◆ **Problem details**: Omit every picture, then give all the entries again exactly.

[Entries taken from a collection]
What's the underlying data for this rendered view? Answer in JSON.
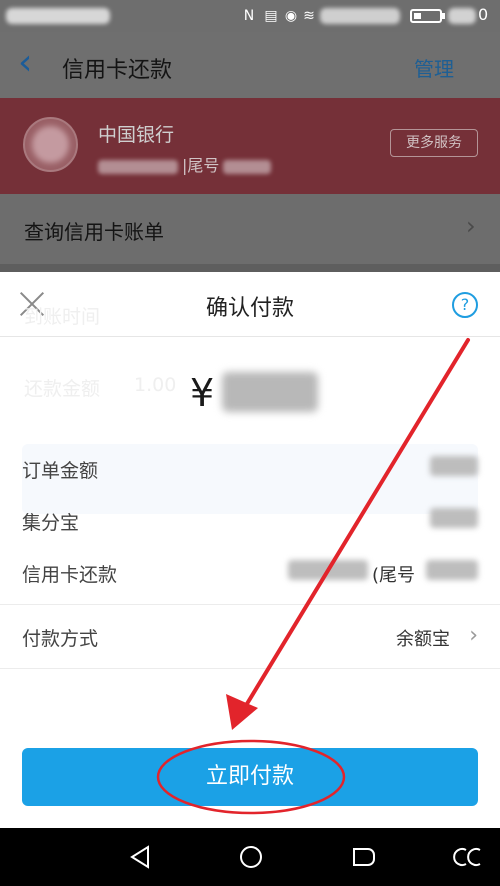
{
  "header": {
    "back_icon": "chevron-left-icon",
    "title": "信用卡还款",
    "manage_label": "管理"
  },
  "bank_card": {
    "bank_name": "中国银行",
    "tail_prefix": "|",
    "tail_label": "尾号",
    "more_services_label": "更多服务"
  },
  "query_bill": {
    "label": "查询信用卡账单"
  },
  "background_ghost": {
    "line1": "到账时间",
    "line2": "还款金额",
    "line2_value": "1.00"
  },
  "dialog": {
    "title": "确认付款",
    "close_icon": "close-icon",
    "help_icon": "help-icon",
    "help_glyph": "?",
    "currency_symbol": "¥",
    "rows": [
      {
        "label": "订单金额"
      },
      {
        "label": "集分宝"
      },
      {
        "label": "信用卡还款",
        "tail_text": "(尾号"
      },
      {
        "label": "付款方式",
        "value": "余额宝"
      }
    ],
    "pay_button_label": "立即付款"
  },
  "annotation": {
    "color": "#e2242b"
  },
  "nav": {
    "back_icon": "triangle-back-icon",
    "home_icon": "circle-home-icon",
    "recent_icon": "recent-apps-icon",
    "extra_icon": "double-circle-icon"
  }
}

◆ **Solution below**:
What's the underlying data for this rendered view? Answer in JSON.
{
  "header": {
    "back_icon": "chevron-left-icon",
    "title": "信用卡还款",
    "manage_label": "管理"
  },
  "bank_card": {
    "bank_name": "中国银行",
    "tail_prefix": "|",
    "tail_label": "尾号",
    "more_services_label": "更多服务"
  },
  "query_bill": {
    "label": "查询信用卡账单"
  },
  "background_ghost": {
    "line1": "到账时间",
    "line2": "还款金额",
    "line2_value": "1.00"
  },
  "dialog": {
    "title": "确认付款",
    "close_icon": "close-icon",
    "help_icon": "help-icon",
    "help_glyph": "?",
    "currency_symbol": "¥",
    "rows": [
      {
        "label": "订单金额"
      },
      {
        "label": "集分宝"
      },
      {
        "label": "信用卡还款",
        "tail_text": "(尾号"
      },
      {
        "label": "付款方式",
        "value": "余额宝"
      }
    ],
    "pay_button_label": "立即付款"
  },
  "annotation": {
    "color": "#e2242b"
  },
  "nav": {
    "back_icon": "triangle-back-icon",
    "home_icon": "circle-home-icon",
    "recent_icon": "recent-apps-icon",
    "extra_icon": "double-circle-icon"
  }
}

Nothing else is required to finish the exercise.